(Extracted data entries)

— BEGIN —

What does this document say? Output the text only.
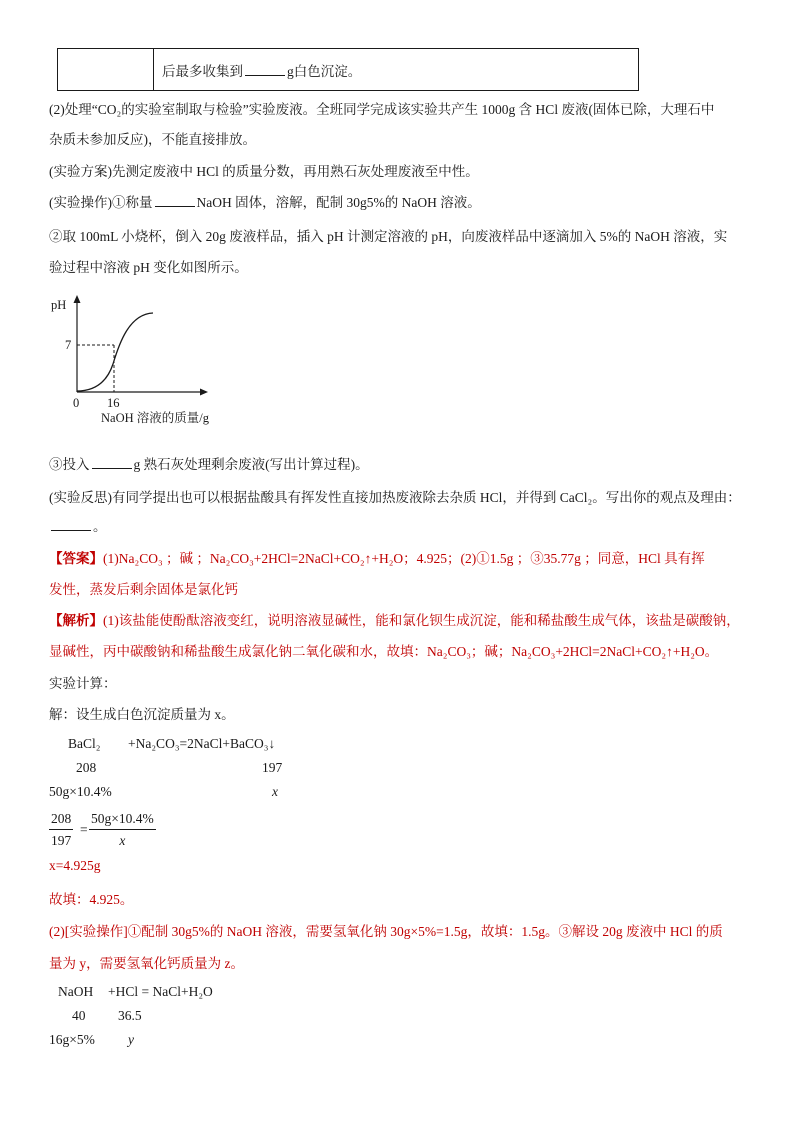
	后最多收集到	g白色沉淀。
(2)处理“CO₂的实验室制取与检验”实验废液。全班同学完成该实验共产生 1000g 含 HCl 废液(固体已除，大理石中
杂质未参加反应)，不能直接排放。
(实验方案)先测定废液中 HCl 的质量分数，再用熟石灰处理废液至中性。
(实验操作)①称量	NaOH 固体，溶解，配制 30g5%的 NaOH 溶液。
②取 100mL 小烧杯，倒入 20g 废液样品，插入 pH 计测定溶液的 pH，向废液样品中逐滴加入 5%的 NaOH 溶液，实
验过程中溶液 pH 变化如图所示。
pH
7
0 16
NaOH 溶液的质量/g
③投入	g 熟石灰处理剩余废液(写出计算过程)。
(实验反思)有同学提出也可以根据盐酸具有挥发性直接加热废液除去杂质 HCl，并得到 CaCl₂。写出你的观点及理由：
。
【答案】(1)Na₂CO₃ ；碱 ；Na₂CO₃+2HCl=2NaCl+CO₂↑+H₂O；4.925；(2)①1.5g ；③35.77g ；同意，HCl 具有挥
发性，蒸发后剩余固体是氯化钙
【解析】(1)该盐能使酚酞溶液变红，说明溶液显碱性，能和氯化钡生成沉淀，能和稀盐酸生成气体，该盐是碳酸钠，
显碱性，丙中碳酸钠和稀盐酸生成氯化钠二氧化碳和水，故填：Na₂CO₃；碱；Na₂CO₃+2HCl=2NaCl+CO₂↑+H₂O。
实验计算：
解：设生成白色沉淀质量为 x。
BaCl₂ +Na₂CO₃=2NaCl+BaCO₃↓
208	197
50g×10.4%	x
$\frac{208}{197} = \frac{50g\times 10.4\%}{x}$
x=4.925g
故填：4.925。
(2)[实验操作]①配制 30g5%的 NaOH 溶液，需要氢氧化钠 30g×5%=1.5g，故填：1.5g。③解设 20g 废液中 HCl 的质
量为 y，需要氢氧化钙质量为 z。
NaOH +HCl = NaCl+H₂O
40 36.5
16g×5% y
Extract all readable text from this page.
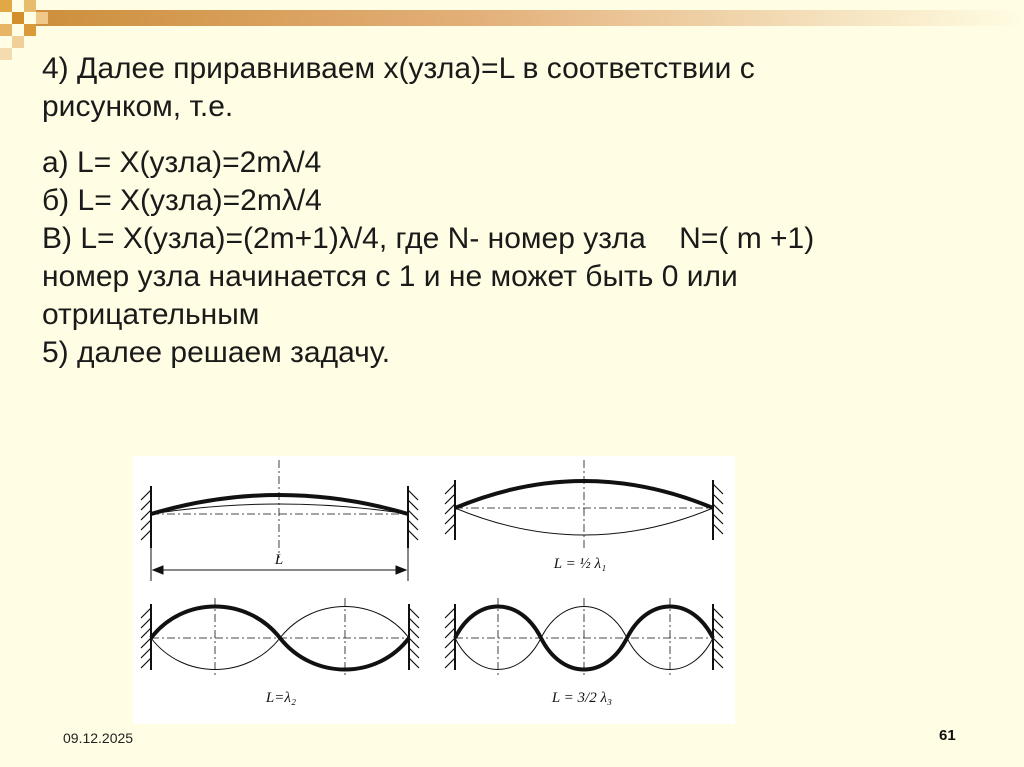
4) Далее приравниваем х(узла)=L в соответствии с

рисунком, т.е.

а) L= Х(узла)=2mλ/4

б) L= Х(узла)=2mλ/4

В) L= Х(узла)=(2m+1)λ/4, где N- номер узла    N=( m +1)

номер узла начинается с 1 и не может быть 0 или

отрицательным

5) далее решаем задачу.

L	L = ½ λ₁
L=λ₂	L = 3/2 λ₃
09.12.2025	61
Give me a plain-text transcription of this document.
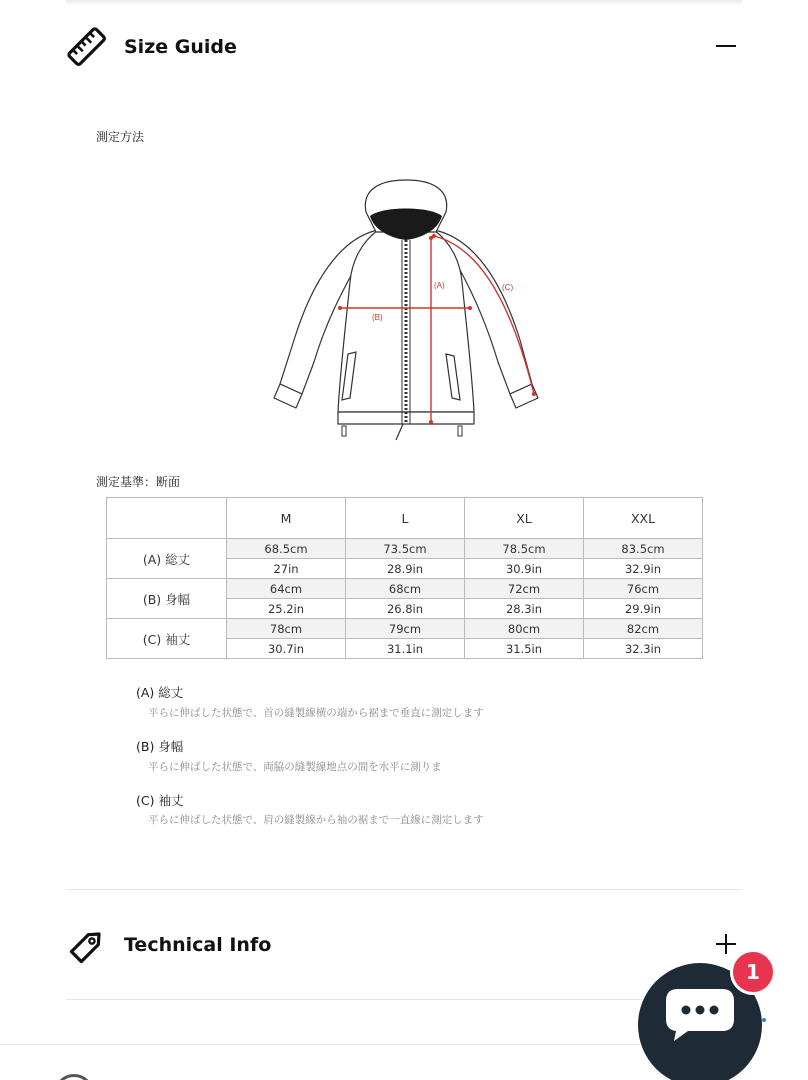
Size Guide
測定方法
(A)
(B)
(C)
測定基準：断面
	M	L	XL	XXL
(A) 総丈	68.5cm	73.5cm	78.5cm	83.5cm
	27in	28.9in	30.9in	32.9in
(B) 身幅	64cm	68cm	72cm	76cm
	25.2in	26.8in	28.3in	29.9in
(C) 袖丈	78cm	79cm	80cm	82cm
	30.7in	31.1in	31.5in	32.3in
(A) 総丈
平らに伸ばした状態で、首の縫製線横の端から裾まで垂直に測定します
(B) 身幅
平らに伸ばした状態で、両脇の縫製線地点の間を水平に測りま
(C) 袖丈
平らに伸ばした状態で、肩の縫製線から袖の裾まで一直線に測定します
Technical Info
1
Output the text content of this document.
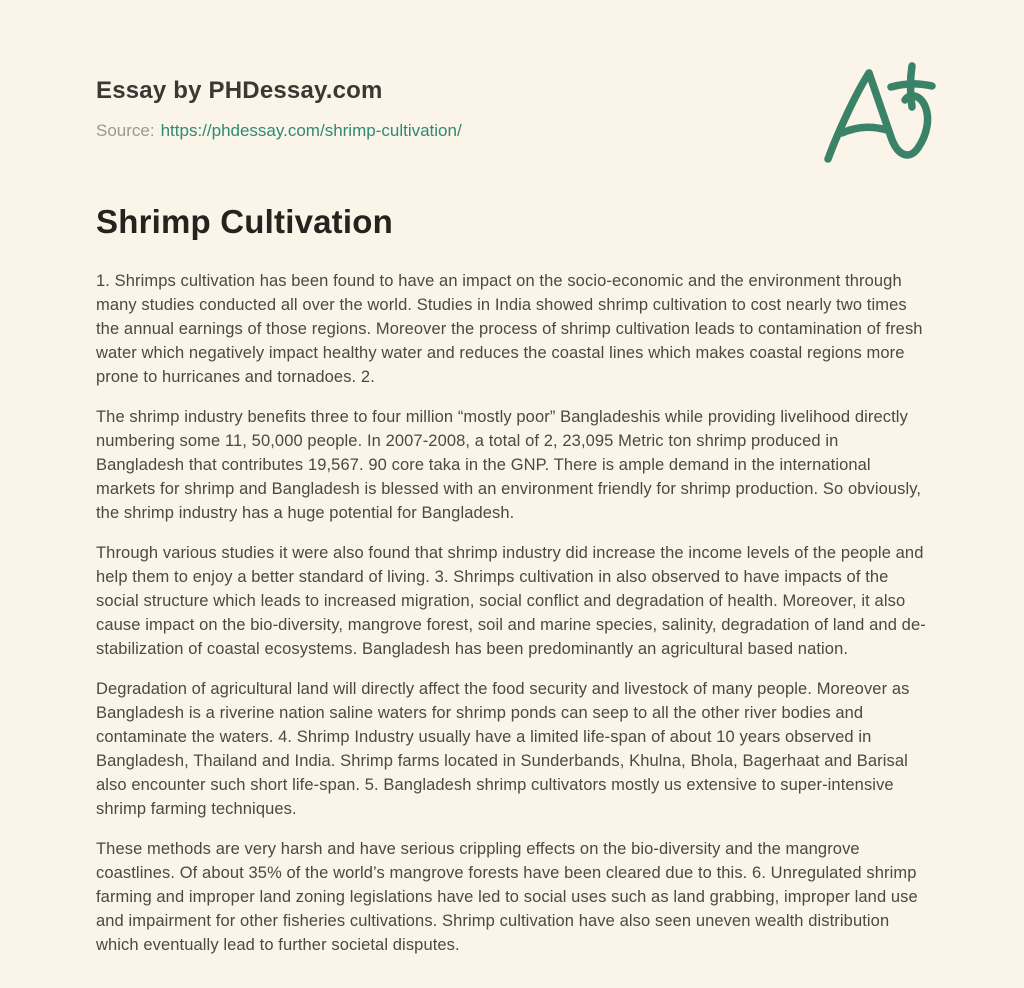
Essay by PHDessay.com
Source: https://phdessay.com/shrimp-cultivation/
Shrimp Cultivation

1. Shrimps cultivation has been found to have an impact on the socio-economic and the environment through many studies conducted all over the world. Studies in India showed shrimp cultivation to cost nearly two times the annual earnings of those regions. Moreover the process of shrimp cultivation leads to contamination of fresh water which negatively impact healthy water and reduces the coastal lines which makes coastal regions more prone to hurricanes and tornadoes. 2.

The shrimp industry benefits three to four million “mostly poor” Bangladeshis while providing livelihood directly numbering some 11, 50,000 people. In 2007-2008, a total of 2, 23,095 Metric ton shrimp produced in Bangladesh that contributes 19,567. 90 core taka in the GNP. There is ample demand in the international markets for shrimp and Bangladesh is blessed with an environment friendly for shrimp production. So obviously, the shrimp industry has a huge potential for Bangladesh.

Through various studies it were also found that shrimp industry did increase the income levels of the people and help them to enjoy a better standard of living. 3. Shrimps cultivation in also observed to have impacts of the social structure which leads to increased migration, social conflict and degradation of health. Moreover, it also cause impact on the bio-diversity, mangrove forest, soil and marine species, salinity, degradation of land and de-stabilization of coastal ecosystems. Bangladesh has been predominantly an agricultural based nation.

Degradation of agricultural land will directly affect the food security and livestock of many people. Moreover as Bangladesh is a riverine nation saline waters for shrimp ponds can seep to all the other river bodies and contaminate the waters. 4. Shrimp Industry usually have a limited life-span of about 10 years observed in Bangladesh, Thailand and India. Shrimp farms located in Sunderbands, Khulna, Bhola, Bagerhaat and Barisal also encounter such short life-span. 5. Bangladesh shrimp cultivators mostly us extensive to super-intensive shrimp farming techniques.

These methods are very harsh and have serious crippling effects on the bio-diversity and the mangrove coastlines. Of about 35% of the world’s mangrove forests have been cleared due to this. 6. Unregulated shrimp farming and improper land zoning legislations have led to social uses such as land grabbing, improper land use and impairment for other fisheries cultivations. Shrimp cultivation have also seen uneven wealth distribution which eventually lead to further societal disputes.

— END —

Write out every line above exactly as it is, leaving out the pictures.

What does this document say? Output the text only.
	后最多收集到	g白色沉淀。
(2)处理“CO₂的实验室制取与检验”实验废液。全班同学完成该实验共产生 1000g 含 HCl 废液(固体已除，大理石中
杂质未参加反应)，不能直接排放。
(实验方案)先测定废液中 HCl 的质量分数，再用熟石灰处理废液至中性。
(实验操作)①称量	NaOH 固体，溶解，配制 30g5%的 NaOH 溶液。
②取 100mL 小烧杯，倒入 20g 废液样品，插入 pH 计测定溶液的 pH，向废液样品中逐滴加入 5%的 NaOH 溶液，实
验过程中溶液 pH 变化如图所示。
pH
7
0 16
NaOH 溶液的质量/g
③投入	g 熟石灰处理剩余废液(写出计算过程)。
(实验反思)有同学提出也可以根据盐酸具有挥发性直接加热废液除去杂质 HCl，并得到 CaCl₂。写出你的观点及理由：
。
【答案】(1)Na₂CO₃ ；碱 ；Na₂CO₃+2HCl=2NaCl+CO₂↑+H₂O；4.925；(2)①1.5g ；③35.77g ；同意，HCl 具有挥
发性，蒸发后剩余固体是氯化钙
【解析】(1)该盐能使酚酞溶液变红，说明溶液显碱性，能和氯化钡生成沉淀，能和稀盐酸生成气体，该盐是碳酸钠，
显碱性，丙中碳酸钠和稀盐酸生成氯化钠二氧化碳和水，故填：Na₂CO₃；碱；Na₂CO₃+2HCl=2NaCl+CO₂↑+H₂O。
实验计算：
解：设生成白色沉淀质量为 x。
BaCl₂ +Na₂CO₃=2NaCl+BaCO₃↓
208	197
50g×10.4%	x
$\frac{208}{197} = \frac{50g\times 10.4\%}{x}$
x=4.925g
故填：4.925。
(2)[实验操作]①配制 30g5%的 NaOH 溶液，需要氢氧化钠 30g×5%=1.5g，故填：1.5g。③解设 20g 废液中 HCl 的质
量为 y，需要氢氧化钙质量为 z。
NaOH +HCl = NaCl+H₂O
40 36.5
16g×5% y
Extract all readable text from this page.
4) Далее приравниваем х(узла)=L в соответствии с

рисунком, т.е.

а) L= Х(узла)=2mλ/4

б) L= Х(узла)=2mλ/4

В) L= Х(узла)=(2m+1)λ/4, где N- номер узла    N=( m +1)

номер узла начинается с 1 и не может быть 0 или

отрицательным

5) далее решаем задачу.

L	L = ½ λ₁
L=λ₂	L = 3/2 λ₃
09.12.2025	61
Give me a plain-text transcription of this document.
Size Guide
測定方法
(A)
(B)
(C)
測定基準：断面
	M	L	XL	XXL
(A) 総丈	68.5cm	73.5cm	78.5cm	83.5cm
	27in	28.9in	30.9in	32.9in
(B) 身幅	64cm	68cm	72cm	76cm
	25.2in	26.8in	28.3in	29.9in
(C) 袖丈	78cm	79cm	80cm	82cm
	30.7in	31.1in	31.5in	32.3in
(A) 総丈
平らに伸ばした状態で、首の縫製線横の端から裾まで垂直に測定します
(B) 身幅
平らに伸ばした状態で、両脇の縫製線地点の間を水平に測りま
(C) 袖丈
平らに伸ばした状態で、肩の縫製線から袖の裾まで一直線に測定します
Technical Info
1
Output the text content of this document.
Essay by PHDessay.com
Source: https://phdessay.com/shrimp-cultivation/
Shrimp Cultivation

1. Shrimps cultivation has been found to have an impact on the socio-economic and the environment through many studies conducted all over the world. Studies in India showed shrimp cultivation to cost nearly two times the annual earnings of those regions. Moreover the process of shrimp cultivation leads to contamination of fresh water which negatively impact healthy water and reduces the coastal lines which makes coastal regions more prone to hurricanes and tornadoes. 2.

The shrimp industry benefits three to four million “mostly poor” Bangladeshis while providing livelihood directly numbering some 11, 50,000 people. In 2007-2008, a total of 2, 23,095 Metric ton shrimp produced in Bangladesh that contributes 19,567. 90 core taka in the GNP. There is ample demand in the international markets for shrimp and Bangladesh is blessed with an environment friendly for shrimp production. So obviously, the shrimp industry has a huge potential for Bangladesh.

Through various studies it were also found that shrimp industry did increase the income levels of the people and help them to enjoy a better standard of living. 3. Shrimps cultivation in also observed to have impacts of the social structure which leads to increased migration, social conflict and degradation of health. Moreover, it also cause impact on the bio-diversity, mangrove forest, soil and marine species, salinity, degradation of land and de-stabilization of coastal ecosystems. Bangladesh has been predominantly an agricultural based nation.

Degradation of agricultural land will directly affect the food security and livestock of many people. Moreover as Bangladesh is a riverine nation saline waters for shrimp ponds can seep to all the other river bodies and contaminate the waters. 4. Shrimp Industry usually have a limited life-span of about 10 years observed in Bangladesh, Thailand and India. Shrimp farms located in Sunderbands, Khulna, Bhola, Bagerhaat and Barisal also encounter such short life-span. 5. Bangladesh shrimp cultivators mostly us extensive to super-intensive shrimp farming techniques.

These methods are very harsh and have serious crippling effects on the bio-diversity and the mangrove coastlines. Of about 35% of the world’s mangrove forests have been cleared due to this. 6. Unregulated shrimp farming and improper land zoning legislations have led to social uses such as land grabbing, improper land use and impairment for other fisheries cultivations. Shrimp cultivation have also seen uneven wealth distribution which eventually lead to further societal disputes.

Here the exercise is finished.